Task prompt =
Every record here needs to be written out again exactly.

Input for this task =
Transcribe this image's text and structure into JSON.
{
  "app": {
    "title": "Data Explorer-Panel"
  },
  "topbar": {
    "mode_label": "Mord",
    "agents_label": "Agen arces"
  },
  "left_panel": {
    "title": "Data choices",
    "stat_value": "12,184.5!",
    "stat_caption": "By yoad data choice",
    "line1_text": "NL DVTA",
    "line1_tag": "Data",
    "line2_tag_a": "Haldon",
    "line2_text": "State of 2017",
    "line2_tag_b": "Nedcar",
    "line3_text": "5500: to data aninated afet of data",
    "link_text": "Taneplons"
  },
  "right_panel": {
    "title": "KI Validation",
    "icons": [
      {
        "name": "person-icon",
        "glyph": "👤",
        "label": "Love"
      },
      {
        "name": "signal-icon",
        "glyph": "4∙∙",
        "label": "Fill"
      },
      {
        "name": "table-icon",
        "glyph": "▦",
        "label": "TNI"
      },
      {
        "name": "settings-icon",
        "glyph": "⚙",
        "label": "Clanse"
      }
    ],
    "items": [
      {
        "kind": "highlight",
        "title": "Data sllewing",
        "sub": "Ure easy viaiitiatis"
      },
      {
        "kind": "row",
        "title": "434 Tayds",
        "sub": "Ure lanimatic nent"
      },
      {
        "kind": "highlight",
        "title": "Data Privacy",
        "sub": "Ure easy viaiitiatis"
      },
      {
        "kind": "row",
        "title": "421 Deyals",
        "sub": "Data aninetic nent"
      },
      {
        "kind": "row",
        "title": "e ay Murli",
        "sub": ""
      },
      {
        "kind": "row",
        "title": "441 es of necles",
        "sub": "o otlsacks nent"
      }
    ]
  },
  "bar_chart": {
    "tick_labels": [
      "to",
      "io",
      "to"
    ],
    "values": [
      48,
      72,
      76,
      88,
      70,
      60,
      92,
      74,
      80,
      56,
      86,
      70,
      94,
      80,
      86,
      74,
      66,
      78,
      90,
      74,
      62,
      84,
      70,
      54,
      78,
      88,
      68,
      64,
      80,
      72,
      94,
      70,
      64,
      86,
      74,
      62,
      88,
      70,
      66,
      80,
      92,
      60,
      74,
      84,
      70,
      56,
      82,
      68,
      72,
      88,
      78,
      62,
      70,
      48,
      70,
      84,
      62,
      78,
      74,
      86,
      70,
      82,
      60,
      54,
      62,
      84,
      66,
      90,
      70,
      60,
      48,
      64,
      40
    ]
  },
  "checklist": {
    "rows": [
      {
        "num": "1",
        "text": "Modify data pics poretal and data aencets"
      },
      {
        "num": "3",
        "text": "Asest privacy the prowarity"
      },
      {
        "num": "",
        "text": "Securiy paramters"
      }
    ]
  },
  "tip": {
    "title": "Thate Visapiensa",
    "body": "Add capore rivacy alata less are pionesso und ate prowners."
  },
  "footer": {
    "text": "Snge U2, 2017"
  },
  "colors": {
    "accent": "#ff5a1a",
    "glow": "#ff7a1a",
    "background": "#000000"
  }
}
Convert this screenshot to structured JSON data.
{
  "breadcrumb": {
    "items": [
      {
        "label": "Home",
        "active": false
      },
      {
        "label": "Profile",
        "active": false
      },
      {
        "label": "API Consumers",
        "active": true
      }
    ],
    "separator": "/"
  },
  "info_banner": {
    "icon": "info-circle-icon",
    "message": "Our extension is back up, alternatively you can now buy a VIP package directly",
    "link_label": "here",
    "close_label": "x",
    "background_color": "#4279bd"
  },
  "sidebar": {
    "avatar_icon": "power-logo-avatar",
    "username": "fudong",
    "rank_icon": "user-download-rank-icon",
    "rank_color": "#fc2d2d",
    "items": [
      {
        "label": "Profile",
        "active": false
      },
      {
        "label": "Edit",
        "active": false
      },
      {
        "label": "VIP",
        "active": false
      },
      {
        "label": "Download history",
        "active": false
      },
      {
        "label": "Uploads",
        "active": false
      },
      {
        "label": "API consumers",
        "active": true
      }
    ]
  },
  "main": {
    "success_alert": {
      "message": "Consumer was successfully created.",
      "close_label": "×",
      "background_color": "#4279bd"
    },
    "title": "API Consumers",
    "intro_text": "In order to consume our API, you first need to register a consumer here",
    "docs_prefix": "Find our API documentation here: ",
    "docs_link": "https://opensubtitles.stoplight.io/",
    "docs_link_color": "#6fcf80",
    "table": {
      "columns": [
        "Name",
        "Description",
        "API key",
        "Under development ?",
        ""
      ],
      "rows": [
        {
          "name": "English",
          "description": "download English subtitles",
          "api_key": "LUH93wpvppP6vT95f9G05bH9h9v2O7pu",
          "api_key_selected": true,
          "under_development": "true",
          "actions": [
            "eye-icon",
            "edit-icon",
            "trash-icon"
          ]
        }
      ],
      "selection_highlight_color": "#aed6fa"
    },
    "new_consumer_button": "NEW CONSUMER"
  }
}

Task response =
Transcribe this image's text and structure into JSON.
{
  "app": {
    "title": "Data Explorer-Panel"
  },
  "topbar": {
    "mode_label": "Mord",
    "agents_label": "Agen arces"
  },
  "left_panel": {
    "title": "Data choices",
    "stat_value": "12,184.5!",
    "stat_caption": "By yoad data choice",
    "line1_text": "NL DVTA",
    "line1_tag": "Data",
    "line2_tag_a": "Haldon",
    "line2_text": "State of 2017",
    "line2_tag_b": "Nedcar",
    "line3_text": "5500: to data aninated afet of data",
    "link_text": "Taneplons"
  },
  "right_panel": {
    "title": "KI Validation",
    "icons": [
      {
        "name": "person-icon",
        "glyph": "👤",
        "label": "Love"
      },
      {
        "name": "signal-icon",
        "glyph": "4∙∙",
        "label": "Fill"
      },
      {
        "name": "table-icon",
        "glyph": "▦",
        "label": "TNI"
      },
      {
        "name": "settings-icon",
        "glyph": "⚙",
        "label": "Clanse"
      }
    ],
    "items": [
      {
        "kind": "highlight",
        "title": "Data sllewing",
        "sub": "Ure easy viaiitiatis"
      },
      {
        "kind": "row",
        "title": "434 Tayds",
        "sub": "Ure lanimatic nent"
      },
      {
        "kind": "highlight",
        "title": "Data Privacy",
        "sub": "Ure easy viaiitiatis"
      },
      {
        "kind": "row",
        "title": "421 Deyals",
        "sub": "Data aninetic nent"
      },
      {
        "kind": "row",
        "title": "e ay Murli",
        "sub": ""
      },
      {
        "kind": "row",
        "title": "441 es of necles",
        "sub": "o otlsacks nent"
      }
    ]
  },
  "bar_chart": {
    "tick_labels": [
      "to",
      "io",
      "to"
    ],
    "values": [
      48,
      72,
      76,
      88,
      70,
      60,
      92,
      74,
      80,
      56,
      86,
      70,
      94,
      80,
      86,
      74,
      66,
      78,
      90,
      74,
      62,
      84,
      70,
      54,
      78,
      88,
      68,
      64,
      80,
      72,
      94,
      70,
      64,
      86,
      74,
      62,
      88,
      70,
      66,
      80,
      92,
      60,
      74,
      84,
      70,
      56,
      82,
      68,
      72,
      88,
      78,
      62,
      70,
      48,
      70,
      84,
      62,
      78,
      74,
      86,
      70,
      82,
      60,
      54,
      62,
      84,
      66,
      90,
      70,
      60,
      48,
      64,
      40
    ]
  },
  "checklist": {
    "rows": [
      {
        "num": "1",
        "text": "Modify data pics poretal and data aencets"
      },
      {
        "num": "3",
        "text": "Asest privacy the prowarity"
      },
      {
        "num": "",
        "text": "Securiy paramters"
      }
    ]
  },
  "tip": {
    "title": "Thate Visapiensa",
    "body": "Add capore rivacy alata less are pionesso und ate prowners."
  },
  "footer": {
    "text": "Snge U2, 2017"
  },
  "colors": {
    "accent": "#ff5a1a",
    "glow": "#ff7a1a",
    "background": "#000000"
  }
}
Convert this screenshot to structured JSON data.
{
  "breadcrumb": {
    "items": [
      {
        "label": "Home",
        "active": false
      },
      {
        "label": "Profile",
        "active": false
      },
      {
        "label": "API Consumers",
        "active": true
      }
    ],
    "separator": "/"
  },
  "info_banner": {
    "icon": "info-circle-icon",
    "message": "Our extension is back up, alternatively you can now buy a VIP package directly",
    "link_label": "here",
    "close_label": "x",
    "background_color": "#4279bd"
  },
  "sidebar": {
    "avatar_icon": "power-logo-avatar",
    "username": "fudong",
    "rank_icon": "user-download-rank-icon",
    "rank_color": "#fc2d2d",
    "items": [
      {
        "label": "Profile",
        "active": false
      },
      {
        "label": "Edit",
        "active": false
      },
      {
        "label": "VIP",
        "active": false
      },
      {
        "label": "Download history",
        "active": false
      },
      {
        "label": "Uploads",
        "active": false
      },
      {
        "label": "API consumers",
        "active": true
      }
    ]
  },
  "main": {
    "success_alert": {
      "message": "Consumer was successfully created.",
      "close_label": "×",
      "background_color": "#4279bd"
    },
    "title": "API Consumers",
    "intro_text": "In order to consume our API, you first need to register a consumer here",
    "docs_prefix": "Find our API documentation here: ",
    "docs_link": "https://opensubtitles.stoplight.io/",
    "docs_link_color": "#6fcf80",
    "table": {
      "columns": [
        "Name",
        "Description",
        "API key",
        "Under development ?",
        ""
      ],
      "rows": [
        {
          "name": "English",
          "description": "download English subtitles",
          "api_key": "LUH93wpvppP6vT95f9G05bH9h9v2O7pu",
          "api_key_selected": true,
          "under_development": "true",
          "actions": [
            "eye-icon",
            "edit-icon",
            "trash-icon"
          ]
        }
      ],
      "selection_highlight_color": "#aed6fa"
    },
    "new_consumer_button": "NEW CONSUMER"
  }
}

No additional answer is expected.